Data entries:
• • • • •
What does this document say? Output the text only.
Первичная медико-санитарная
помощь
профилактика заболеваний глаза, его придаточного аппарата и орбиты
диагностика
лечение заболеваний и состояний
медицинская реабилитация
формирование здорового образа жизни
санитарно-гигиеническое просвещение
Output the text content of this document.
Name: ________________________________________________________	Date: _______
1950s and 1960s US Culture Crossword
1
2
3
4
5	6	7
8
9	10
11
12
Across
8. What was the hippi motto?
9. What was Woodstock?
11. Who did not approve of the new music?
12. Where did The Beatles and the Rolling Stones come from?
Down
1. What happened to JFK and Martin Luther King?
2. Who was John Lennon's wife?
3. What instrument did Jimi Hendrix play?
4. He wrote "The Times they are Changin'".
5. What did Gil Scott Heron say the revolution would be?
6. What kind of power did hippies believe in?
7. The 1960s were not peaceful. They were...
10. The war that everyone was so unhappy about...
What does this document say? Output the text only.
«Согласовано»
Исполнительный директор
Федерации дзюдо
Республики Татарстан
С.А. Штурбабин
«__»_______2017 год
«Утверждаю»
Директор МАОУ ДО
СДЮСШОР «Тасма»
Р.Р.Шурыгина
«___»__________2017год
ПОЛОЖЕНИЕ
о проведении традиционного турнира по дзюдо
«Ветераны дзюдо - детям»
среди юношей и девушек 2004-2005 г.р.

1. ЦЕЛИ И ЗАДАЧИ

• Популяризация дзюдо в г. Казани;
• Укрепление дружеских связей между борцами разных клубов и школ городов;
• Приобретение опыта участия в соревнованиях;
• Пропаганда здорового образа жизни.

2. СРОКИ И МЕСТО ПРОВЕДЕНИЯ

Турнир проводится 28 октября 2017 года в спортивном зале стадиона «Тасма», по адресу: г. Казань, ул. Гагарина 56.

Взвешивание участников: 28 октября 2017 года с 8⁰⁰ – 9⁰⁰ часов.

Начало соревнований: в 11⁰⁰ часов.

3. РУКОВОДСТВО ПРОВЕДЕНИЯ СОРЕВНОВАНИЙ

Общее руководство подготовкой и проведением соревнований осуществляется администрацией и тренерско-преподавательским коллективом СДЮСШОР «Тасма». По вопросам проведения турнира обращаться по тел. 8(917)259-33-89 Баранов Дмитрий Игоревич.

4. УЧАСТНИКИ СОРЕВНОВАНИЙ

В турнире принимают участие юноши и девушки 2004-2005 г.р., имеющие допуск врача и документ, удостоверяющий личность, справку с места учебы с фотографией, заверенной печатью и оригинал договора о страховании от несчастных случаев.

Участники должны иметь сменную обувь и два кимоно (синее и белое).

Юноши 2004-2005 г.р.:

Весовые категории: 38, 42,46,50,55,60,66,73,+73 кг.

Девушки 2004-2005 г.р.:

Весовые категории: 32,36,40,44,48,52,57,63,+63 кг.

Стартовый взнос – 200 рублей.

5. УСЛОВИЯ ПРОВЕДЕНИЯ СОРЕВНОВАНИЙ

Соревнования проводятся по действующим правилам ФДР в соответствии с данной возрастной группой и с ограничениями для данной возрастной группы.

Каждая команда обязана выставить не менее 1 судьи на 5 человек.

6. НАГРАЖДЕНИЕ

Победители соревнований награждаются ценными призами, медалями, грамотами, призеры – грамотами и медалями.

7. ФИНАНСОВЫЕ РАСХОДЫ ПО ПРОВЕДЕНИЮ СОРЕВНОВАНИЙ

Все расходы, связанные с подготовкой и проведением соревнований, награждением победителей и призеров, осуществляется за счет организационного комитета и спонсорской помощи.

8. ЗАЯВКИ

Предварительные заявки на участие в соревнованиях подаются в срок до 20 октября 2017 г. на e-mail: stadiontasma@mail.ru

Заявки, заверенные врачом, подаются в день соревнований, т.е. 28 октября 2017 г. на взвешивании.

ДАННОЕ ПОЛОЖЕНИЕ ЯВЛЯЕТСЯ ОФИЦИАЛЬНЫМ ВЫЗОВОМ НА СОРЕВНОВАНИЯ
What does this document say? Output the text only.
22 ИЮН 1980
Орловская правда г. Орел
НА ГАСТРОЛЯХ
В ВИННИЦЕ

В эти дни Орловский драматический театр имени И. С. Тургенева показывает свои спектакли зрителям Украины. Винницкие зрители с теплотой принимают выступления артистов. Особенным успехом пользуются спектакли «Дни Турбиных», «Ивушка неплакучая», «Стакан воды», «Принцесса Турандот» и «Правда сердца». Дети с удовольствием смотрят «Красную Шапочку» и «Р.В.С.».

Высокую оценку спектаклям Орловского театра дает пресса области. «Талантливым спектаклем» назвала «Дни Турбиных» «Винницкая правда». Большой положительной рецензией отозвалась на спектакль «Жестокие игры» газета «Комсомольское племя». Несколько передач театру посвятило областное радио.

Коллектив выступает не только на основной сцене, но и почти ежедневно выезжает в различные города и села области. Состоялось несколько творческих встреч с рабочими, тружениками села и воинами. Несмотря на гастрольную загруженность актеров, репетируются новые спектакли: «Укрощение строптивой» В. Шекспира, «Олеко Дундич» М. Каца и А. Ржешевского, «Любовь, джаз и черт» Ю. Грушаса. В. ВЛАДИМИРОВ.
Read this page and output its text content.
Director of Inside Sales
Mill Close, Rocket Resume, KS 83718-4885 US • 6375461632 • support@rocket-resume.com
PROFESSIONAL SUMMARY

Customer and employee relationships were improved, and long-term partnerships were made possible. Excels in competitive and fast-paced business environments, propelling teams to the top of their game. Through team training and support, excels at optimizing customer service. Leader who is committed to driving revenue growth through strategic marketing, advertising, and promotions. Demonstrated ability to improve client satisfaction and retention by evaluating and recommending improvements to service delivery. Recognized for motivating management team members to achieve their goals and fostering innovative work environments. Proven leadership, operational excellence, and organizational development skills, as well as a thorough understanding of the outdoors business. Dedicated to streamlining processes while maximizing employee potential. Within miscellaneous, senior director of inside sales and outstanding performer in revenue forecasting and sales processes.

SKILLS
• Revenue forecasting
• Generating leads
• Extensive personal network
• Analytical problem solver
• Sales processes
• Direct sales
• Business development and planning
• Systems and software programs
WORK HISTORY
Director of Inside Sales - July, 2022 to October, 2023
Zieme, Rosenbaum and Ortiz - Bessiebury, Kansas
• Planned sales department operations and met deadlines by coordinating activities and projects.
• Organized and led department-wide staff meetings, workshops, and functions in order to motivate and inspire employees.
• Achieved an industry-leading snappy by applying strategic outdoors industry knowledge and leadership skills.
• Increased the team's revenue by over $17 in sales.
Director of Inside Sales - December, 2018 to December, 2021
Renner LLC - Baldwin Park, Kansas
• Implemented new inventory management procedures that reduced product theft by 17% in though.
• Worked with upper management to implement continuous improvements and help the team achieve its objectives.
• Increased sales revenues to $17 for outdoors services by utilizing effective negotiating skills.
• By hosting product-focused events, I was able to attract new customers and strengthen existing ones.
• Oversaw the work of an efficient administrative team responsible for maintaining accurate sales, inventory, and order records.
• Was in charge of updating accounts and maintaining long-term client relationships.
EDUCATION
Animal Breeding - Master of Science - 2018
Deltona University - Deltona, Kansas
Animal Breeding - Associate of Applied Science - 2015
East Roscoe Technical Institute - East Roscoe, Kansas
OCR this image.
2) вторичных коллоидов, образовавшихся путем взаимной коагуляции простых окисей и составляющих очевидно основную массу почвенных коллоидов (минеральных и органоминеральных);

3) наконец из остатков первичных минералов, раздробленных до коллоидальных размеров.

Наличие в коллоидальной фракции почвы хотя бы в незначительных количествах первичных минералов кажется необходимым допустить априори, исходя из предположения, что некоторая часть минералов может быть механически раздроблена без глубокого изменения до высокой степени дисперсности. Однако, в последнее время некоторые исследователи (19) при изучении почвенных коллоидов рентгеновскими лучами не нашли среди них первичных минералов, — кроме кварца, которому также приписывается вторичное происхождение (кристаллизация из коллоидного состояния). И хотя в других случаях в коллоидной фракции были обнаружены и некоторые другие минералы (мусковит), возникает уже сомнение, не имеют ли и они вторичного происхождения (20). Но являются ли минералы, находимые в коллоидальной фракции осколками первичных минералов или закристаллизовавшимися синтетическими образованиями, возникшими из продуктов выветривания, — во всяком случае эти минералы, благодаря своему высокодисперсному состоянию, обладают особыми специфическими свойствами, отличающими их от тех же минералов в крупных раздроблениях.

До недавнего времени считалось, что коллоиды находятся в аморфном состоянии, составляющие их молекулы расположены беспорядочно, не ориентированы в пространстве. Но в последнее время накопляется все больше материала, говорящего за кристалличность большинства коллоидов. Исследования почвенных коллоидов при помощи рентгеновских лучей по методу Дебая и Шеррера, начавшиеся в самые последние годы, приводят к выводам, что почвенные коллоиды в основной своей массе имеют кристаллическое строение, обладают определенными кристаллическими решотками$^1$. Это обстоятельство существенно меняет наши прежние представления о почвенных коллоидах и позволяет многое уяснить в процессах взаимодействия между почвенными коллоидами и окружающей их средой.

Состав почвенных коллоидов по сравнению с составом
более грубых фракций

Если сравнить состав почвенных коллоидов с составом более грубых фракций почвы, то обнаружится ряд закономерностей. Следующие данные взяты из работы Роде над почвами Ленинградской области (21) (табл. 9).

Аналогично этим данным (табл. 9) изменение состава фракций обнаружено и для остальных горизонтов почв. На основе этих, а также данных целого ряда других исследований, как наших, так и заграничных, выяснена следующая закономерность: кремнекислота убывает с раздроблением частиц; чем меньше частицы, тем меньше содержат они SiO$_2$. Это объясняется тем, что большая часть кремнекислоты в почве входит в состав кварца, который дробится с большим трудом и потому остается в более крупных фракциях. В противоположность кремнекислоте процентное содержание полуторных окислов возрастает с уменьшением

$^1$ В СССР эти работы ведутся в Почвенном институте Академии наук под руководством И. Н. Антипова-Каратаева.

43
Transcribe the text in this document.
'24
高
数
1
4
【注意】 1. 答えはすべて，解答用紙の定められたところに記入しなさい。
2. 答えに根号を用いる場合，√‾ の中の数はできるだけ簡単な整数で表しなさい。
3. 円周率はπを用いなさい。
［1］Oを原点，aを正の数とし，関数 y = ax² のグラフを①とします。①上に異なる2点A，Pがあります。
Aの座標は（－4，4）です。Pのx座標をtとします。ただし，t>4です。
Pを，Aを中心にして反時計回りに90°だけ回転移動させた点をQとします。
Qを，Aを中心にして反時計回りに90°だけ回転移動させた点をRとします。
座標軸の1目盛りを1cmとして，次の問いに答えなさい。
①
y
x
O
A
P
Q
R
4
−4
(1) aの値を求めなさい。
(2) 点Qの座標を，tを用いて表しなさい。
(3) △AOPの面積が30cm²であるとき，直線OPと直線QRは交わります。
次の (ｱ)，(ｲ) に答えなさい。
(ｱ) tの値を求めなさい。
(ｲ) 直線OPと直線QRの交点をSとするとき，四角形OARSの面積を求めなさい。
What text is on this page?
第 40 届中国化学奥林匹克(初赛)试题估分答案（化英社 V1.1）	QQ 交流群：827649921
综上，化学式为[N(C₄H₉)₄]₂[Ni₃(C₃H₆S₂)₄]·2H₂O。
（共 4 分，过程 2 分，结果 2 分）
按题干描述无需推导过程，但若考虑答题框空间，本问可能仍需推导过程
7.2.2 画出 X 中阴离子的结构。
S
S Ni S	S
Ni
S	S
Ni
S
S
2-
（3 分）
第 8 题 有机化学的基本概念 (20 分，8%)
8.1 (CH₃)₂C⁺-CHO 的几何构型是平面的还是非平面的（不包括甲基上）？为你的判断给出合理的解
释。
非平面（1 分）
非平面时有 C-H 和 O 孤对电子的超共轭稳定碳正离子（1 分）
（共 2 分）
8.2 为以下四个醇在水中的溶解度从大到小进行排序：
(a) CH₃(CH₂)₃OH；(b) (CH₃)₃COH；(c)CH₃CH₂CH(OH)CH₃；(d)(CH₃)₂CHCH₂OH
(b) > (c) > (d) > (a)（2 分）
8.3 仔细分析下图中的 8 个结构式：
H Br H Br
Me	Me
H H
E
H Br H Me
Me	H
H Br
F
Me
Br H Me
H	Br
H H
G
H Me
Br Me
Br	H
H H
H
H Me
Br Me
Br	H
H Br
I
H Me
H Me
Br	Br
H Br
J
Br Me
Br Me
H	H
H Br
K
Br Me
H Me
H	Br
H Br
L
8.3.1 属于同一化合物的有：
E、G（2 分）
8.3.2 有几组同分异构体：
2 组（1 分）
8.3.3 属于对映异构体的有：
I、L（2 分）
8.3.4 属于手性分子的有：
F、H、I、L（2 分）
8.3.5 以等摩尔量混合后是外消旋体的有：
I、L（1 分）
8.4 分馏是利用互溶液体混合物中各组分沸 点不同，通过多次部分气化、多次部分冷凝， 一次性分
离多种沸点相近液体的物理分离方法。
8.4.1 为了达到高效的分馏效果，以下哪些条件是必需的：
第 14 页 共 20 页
• • • • •
Collect every line from the records above that contains the word "support".

▶ **Expected answer**
Mill Close, Rocket Resume, KS 83718-4885 US • 6375461632 • support@rocket-resume.com
Customer and employee relationships were improved, and long-term partnerships were made possible. Excels in competitive and fast-paced business environments, propelling teams to the top of their game. Through team training and support, excels at optimizing customer service. Leader who is committed to driving revenue growth through strategic marketing, advertising, and promotions. Demonstrated ability to improve client satisfaction and retention by evaluating and recommending improvements to service delivery. Recognized for motivating management team members to achieve their goals and fostering innovative work environments. Proven leadership, operational excellence, and organizational development skills, as well as a thorough understanding of the outdoors business. Dedicated to streamlining processes while maximizing employee potential. Within miscellaneous, senior director of inside sales and outstanding performer in revenue forecasting and sales processes.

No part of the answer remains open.